▶ **Stated goal**: Write out the records below word for word, please.

▶ **Dataset records**:
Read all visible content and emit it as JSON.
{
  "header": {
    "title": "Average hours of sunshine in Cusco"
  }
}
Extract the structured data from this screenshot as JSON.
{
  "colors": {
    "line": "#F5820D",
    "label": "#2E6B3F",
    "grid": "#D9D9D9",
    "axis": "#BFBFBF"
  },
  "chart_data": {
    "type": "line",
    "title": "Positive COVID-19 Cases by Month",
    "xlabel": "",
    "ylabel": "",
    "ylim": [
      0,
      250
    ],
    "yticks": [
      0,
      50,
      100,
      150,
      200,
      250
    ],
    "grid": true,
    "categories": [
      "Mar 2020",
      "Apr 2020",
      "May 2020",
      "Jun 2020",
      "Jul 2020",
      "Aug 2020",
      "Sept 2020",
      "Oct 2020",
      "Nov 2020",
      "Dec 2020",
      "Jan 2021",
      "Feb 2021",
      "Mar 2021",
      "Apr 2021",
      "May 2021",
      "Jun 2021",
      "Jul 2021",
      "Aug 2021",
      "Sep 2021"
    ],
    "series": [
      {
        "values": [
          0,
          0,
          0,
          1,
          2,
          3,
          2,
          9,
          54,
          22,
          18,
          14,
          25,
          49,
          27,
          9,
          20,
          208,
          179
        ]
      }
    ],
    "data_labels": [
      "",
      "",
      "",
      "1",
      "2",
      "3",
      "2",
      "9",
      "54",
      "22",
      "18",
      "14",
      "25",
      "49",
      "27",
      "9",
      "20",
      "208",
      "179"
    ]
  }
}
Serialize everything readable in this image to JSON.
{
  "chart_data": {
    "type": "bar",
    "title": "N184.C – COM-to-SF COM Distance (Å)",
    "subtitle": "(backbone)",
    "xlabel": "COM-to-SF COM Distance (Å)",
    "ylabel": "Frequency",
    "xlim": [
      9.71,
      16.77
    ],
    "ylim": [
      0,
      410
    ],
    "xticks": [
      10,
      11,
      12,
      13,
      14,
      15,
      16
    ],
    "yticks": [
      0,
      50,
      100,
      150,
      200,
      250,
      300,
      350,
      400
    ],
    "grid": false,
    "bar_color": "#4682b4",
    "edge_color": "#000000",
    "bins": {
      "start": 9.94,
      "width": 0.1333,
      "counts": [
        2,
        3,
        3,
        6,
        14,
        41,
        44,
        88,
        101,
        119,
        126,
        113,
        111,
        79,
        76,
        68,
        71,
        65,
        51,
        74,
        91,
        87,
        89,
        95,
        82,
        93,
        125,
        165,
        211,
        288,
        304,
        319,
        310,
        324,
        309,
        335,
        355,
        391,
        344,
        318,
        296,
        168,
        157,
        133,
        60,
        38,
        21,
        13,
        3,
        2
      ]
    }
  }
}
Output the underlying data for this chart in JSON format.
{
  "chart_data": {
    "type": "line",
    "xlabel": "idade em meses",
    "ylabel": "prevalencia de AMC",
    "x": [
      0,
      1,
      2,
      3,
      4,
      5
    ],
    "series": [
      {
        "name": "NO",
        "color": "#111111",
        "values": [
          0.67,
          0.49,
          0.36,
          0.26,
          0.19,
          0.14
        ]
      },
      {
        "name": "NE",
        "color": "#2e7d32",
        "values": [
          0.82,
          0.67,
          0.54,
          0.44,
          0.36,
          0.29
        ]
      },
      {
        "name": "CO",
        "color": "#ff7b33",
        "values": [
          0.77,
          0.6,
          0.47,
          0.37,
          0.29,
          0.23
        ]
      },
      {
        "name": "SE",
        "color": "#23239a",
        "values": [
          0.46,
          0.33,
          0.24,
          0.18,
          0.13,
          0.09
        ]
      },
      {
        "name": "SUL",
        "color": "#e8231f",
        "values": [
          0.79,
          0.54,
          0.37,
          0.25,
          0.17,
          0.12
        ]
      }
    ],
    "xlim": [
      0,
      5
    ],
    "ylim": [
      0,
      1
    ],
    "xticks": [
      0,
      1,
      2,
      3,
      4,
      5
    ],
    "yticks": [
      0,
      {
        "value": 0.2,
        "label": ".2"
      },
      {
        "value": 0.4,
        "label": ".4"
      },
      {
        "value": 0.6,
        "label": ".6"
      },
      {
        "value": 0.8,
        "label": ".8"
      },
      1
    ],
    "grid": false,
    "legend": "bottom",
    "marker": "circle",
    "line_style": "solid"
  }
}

▶ **Answer below**:
Read all visible content and emit it as JSON.
{
  "header": {
    "title": "Average hours of sunshine in Cusco"
  }
}
Extract the structured data from this screenshot as JSON.
{
  "colors": {
    "line": "#F5820D",
    "label": "#2E6B3F",
    "grid": "#D9D9D9",
    "axis": "#BFBFBF"
  },
  "chart_data": {
    "type": "line",
    "title": "Positive COVID-19 Cases by Month",
    "xlabel": "",
    "ylabel": "",
    "ylim": [
      0,
      250
    ],
    "yticks": [
      0,
      50,
      100,
      150,
      200,
      250
    ],
    "grid": true,
    "categories": [
      "Mar 2020",
      "Apr 2020",
      "May 2020",
      "Jun 2020",
      "Jul 2020",
      "Aug 2020",
      "Sept 2020",
      "Oct 2020",
      "Nov 2020",
      "Dec 2020",
      "Jan 2021",
      "Feb 2021",
      "Mar 2021",
      "Apr 2021",
      "May 2021",
      "Jun 2021",
      "Jul 2021",
      "Aug 2021",
      "Sep 2021"
    ],
    "series": [
      {
        "values": [
          0,
          0,
          0,
          1,
          2,
          3,
          2,
          9,
          54,
          22,
          18,
          14,
          25,
          49,
          27,
          9,
          20,
          208,
          179
        ]
      }
    ],
    "data_labels": [
      "",
      "",
      "",
      "1",
      "2",
      "3",
      "2",
      "9",
      "54",
      "22",
      "18",
      "14",
      "25",
      "49",
      "27",
      "9",
      "20",
      "208",
      "179"
    ]
  }
}
Serialize everything readable in this image to JSON.
{
  "chart_data": {
    "type": "bar",
    "title": "N184.C – COM-to-SF COM Distance (Å)",
    "subtitle": "(backbone)",
    "xlabel": "COM-to-SF COM Distance (Å)",
    "ylabel": "Frequency",
    "xlim": [
      9.71,
      16.77
    ],
    "ylim": [
      0,
      410
    ],
    "xticks": [
      10,
      11,
      12,
      13,
      14,
      15,
      16
    ],
    "yticks": [
      0,
      50,
      100,
      150,
      200,
      250,
      300,
      350,
      400
    ],
    "grid": false,
    "bar_color": "#4682b4",
    "edge_color": "#000000",
    "bins": {
      "start": 9.94,
      "width": 0.1333,
      "counts": [
        2,
        3,
        3,
        6,
        14,
        41,
        44,
        88,
        101,
        119,
        126,
        113,
        111,
        79,
        76,
        68,
        71,
        65,
        51,
        74,
        91,
        87,
        89,
        95,
        82,
        93,
        125,
        165,
        211,
        288,
        304,
        319,
        310,
        324,
        309,
        335,
        355,
        391,
        344,
        318,
        296,
        168,
        157,
        133,
        60,
        38,
        21,
        13,
        3,
        2
      ]
    }
  }
}
Output the underlying data for this chart in JSON format.
{
  "chart_data": {
    "type": "line",
    "xlabel": "idade em meses",
    "ylabel": "prevalencia de AMC",
    "x": [
      0,
      1,
      2,
      3,
      4,
      5
    ],
    "series": [
      {
        "name": "NO",
        "color": "#111111",
        "values": [
          0.67,
          0.49,
          0.36,
          0.26,
          0.19,
          0.14
        ]
      },
      {
        "name": "NE",
        "color": "#2e7d32",
        "values": [
          0.82,
          0.67,
          0.54,
          0.44,
          0.36,
          0.29
        ]
      },
      {
        "name": "CO",
        "color": "#ff7b33",
        "values": [
          0.77,
          0.6,
          0.47,
          0.37,
          0.29,
          0.23
        ]
      },
      {
        "name": "SE",
        "color": "#23239a",
        "values": [
          0.46,
          0.33,
          0.24,
          0.18,
          0.13,
          0.09
        ]
      },
      {
        "name": "SUL",
        "color": "#e8231f",
        "values": [
          0.79,
          0.54,
          0.37,
          0.25,
          0.17,
          0.12
        ]
      }
    ],
    "xlim": [
      0,
      5
    ],
    "ylim": [
      0,
      1
    ],
    "xticks": [
      0,
      1,
      2,
      3,
      4,
      5
    ],
    "yticks": [
      0,
      {
        "value": 0.2,
        "label": ".2"
      },
      {
        "value": 0.4,
        "label": ".4"
      },
      {
        "value": 0.6,
        "label": ".6"
      },
      {
        "value": 0.8,
        "label": ".8"
      },
      1
    ],
    "grid": false,
    "legend": "bottom",
    "marker": "circle",
    "line_style": "solid"
  }
}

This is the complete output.